TEXTE À LIRE:
Durant les fêtes de fin d'année, le nombre de colis livrés par Bpost a atteint un pic. Pour la majorité des clients, le service attendu était au rendez-vous. Mais dans certaines zones, l'ampleur de la tâche conjuguée aux retards dus au mouvement de grève a entraîné des problèmes. Certains clients mécontents suspectent que, pour aller plus vite et résorber les retards, des facteurs ont reçu pour consigne de ne plus sonner pour livrer le colis. La direction et les syndicats réagissent à ces accusations.

Avec l'augmentation des commandes via internet, les fêtes de fin d'année représentent un réel défi pour Bpost. Un défi de plus en plus compliqué à relever, principalement à cause du nombre de livraisons de colis à traiter. "En fin d'année, on gère un nombre record de livraisons de colis. On a mis 900 personnes en plus pour cette période. On a eu des pics où il fallait distribuer jusque 420.000 colis par jour. C'est énorme. Le Belge achète de plus en plus en ligne", nous avait ainsi confié Barbara Van Speybroeck, porte-parole de l'entreprise, qui soulignait une augmentation de 25% par rapport à l'année précédente. "Malgré cela, 95% des colis sont livrés dans les 24 heures", précisait Bpost.



Vu sous cet angle, Bpost n'a clairement pas à rougir: 95% des livraisons effectuées en temps et en heure, ce n'est clairement pas un mauvais chiffre. Mais quand on se met de l'autre côté, on peut aussi se dire que, durant les fêtes, cela fait quand-même 20.000 colis par jour qui ont du retard ou qui s'égarent.


Les grèves ont eu "un impact important, surtout dans le sud du pays"

Cela fait donc pas mal de mécontents, comme nous le prouvent les multiples témoignages reçus via notre bouton orange Alertez-nous durant le mois de décembre. "Mes trois dernières commandes livrées par Bpost ne sont jamais arrivées. A chaque fois que j’appelle Bpost pour avoir des infos, je suis mis en attente pendant au moins 15 minutes. Une fois que je tombe sur quelqu’un, on me baratine pour gagner du temps mais personne ne sait jamais réellement m’aider", s'offusque notamment un client bruxellois.

"Dans certaines zones il y a eu des blocages, notamment à cause des actions sociales fin novembre suivies des fêtes de fin d'année. Cela a eu un impact important, surtout dans le sud du pays, il faut l'avouer", concède Barbara Van Speybroeck. Il est vrai qu'après plusieurs semaines marquées par des arrêts de travail, la direction de Bpost et les partenaires sociaux n'ont conclu une convention collective de travail (CCT) pour la période 2019-2020 qu'en date du 20 décembre. Soit déjà en pleine période de fêtes, ce qui n'a pas aidé pour aborder plusieurs jours de travail intense.

EXERCICE PROPOSÉ: Traduisez en anglais cette phrase de l'article sur les colis de Bpost : « Avec l'augmentation des commandes via internet, les fêtes de fin d'année représentent un réel défi pour Bpost. »

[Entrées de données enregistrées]
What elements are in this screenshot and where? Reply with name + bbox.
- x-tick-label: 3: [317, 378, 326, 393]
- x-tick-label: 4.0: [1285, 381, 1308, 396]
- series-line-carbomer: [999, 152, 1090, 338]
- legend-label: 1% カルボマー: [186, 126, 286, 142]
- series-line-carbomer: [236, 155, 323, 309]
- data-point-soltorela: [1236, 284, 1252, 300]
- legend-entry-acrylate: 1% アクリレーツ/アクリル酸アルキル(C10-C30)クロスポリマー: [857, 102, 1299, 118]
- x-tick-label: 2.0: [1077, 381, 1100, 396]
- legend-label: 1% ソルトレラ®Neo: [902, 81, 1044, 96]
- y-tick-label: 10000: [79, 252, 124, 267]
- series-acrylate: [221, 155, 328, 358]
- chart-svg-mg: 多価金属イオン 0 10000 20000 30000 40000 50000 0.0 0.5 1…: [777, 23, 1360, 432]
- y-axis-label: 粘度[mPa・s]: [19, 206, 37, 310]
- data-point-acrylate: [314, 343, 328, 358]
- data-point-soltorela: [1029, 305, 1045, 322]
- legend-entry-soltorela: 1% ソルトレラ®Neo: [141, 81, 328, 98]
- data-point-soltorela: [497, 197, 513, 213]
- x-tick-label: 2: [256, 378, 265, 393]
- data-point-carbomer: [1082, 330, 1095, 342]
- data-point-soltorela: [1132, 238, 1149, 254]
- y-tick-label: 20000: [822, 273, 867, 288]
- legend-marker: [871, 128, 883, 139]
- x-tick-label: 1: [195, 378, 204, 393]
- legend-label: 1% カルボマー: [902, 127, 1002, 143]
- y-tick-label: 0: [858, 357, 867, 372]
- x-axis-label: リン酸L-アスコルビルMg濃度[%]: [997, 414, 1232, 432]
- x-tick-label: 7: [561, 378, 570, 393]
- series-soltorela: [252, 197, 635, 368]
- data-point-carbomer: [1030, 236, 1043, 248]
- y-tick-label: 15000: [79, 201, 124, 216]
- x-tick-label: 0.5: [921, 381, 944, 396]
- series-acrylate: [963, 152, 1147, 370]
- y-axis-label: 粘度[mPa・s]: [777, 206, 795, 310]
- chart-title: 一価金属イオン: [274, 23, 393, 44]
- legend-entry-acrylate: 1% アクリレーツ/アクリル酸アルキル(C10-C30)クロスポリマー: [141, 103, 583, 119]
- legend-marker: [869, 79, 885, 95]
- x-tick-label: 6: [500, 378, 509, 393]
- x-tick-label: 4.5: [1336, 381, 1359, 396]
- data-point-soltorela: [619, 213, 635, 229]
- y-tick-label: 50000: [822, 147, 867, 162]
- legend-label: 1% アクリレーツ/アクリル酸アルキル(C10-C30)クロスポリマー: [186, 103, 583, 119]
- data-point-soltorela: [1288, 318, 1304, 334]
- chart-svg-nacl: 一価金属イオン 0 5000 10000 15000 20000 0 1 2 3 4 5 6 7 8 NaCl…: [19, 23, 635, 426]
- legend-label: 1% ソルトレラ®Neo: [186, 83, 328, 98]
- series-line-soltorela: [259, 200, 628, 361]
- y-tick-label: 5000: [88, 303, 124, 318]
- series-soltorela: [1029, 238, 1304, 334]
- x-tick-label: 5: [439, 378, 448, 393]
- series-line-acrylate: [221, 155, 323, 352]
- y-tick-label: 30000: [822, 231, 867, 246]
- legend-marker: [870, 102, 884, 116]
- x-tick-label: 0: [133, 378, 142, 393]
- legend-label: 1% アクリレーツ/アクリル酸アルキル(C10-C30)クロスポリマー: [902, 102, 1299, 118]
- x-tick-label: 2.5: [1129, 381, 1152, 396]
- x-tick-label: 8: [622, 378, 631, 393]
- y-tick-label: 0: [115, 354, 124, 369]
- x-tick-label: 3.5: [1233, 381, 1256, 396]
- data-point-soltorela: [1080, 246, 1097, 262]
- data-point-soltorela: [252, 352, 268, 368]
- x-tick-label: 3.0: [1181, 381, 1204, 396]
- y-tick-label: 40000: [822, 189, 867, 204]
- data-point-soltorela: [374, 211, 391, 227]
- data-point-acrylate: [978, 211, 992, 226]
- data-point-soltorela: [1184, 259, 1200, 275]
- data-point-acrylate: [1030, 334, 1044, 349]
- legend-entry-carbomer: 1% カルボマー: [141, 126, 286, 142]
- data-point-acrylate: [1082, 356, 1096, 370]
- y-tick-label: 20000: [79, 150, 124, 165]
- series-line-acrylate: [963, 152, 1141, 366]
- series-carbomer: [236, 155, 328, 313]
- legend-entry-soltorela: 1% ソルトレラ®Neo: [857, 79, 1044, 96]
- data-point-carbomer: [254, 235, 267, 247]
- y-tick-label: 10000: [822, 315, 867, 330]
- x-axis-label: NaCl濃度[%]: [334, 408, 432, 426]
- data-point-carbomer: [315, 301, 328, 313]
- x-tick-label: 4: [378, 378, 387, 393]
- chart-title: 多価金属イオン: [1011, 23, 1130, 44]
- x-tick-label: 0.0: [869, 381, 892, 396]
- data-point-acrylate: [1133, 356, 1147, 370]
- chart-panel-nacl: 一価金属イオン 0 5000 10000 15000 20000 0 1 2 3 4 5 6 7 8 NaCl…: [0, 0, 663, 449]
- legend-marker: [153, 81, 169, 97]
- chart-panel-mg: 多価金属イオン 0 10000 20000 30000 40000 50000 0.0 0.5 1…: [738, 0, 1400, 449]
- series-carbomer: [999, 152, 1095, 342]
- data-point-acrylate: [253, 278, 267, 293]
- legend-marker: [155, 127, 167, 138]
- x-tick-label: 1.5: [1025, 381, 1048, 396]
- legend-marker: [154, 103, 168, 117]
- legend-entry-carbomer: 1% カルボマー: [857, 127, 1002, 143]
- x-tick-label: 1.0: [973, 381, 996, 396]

LA RÉPONSE: With the rise in online orders, the year-end holidays represent a real challenge for Bpost.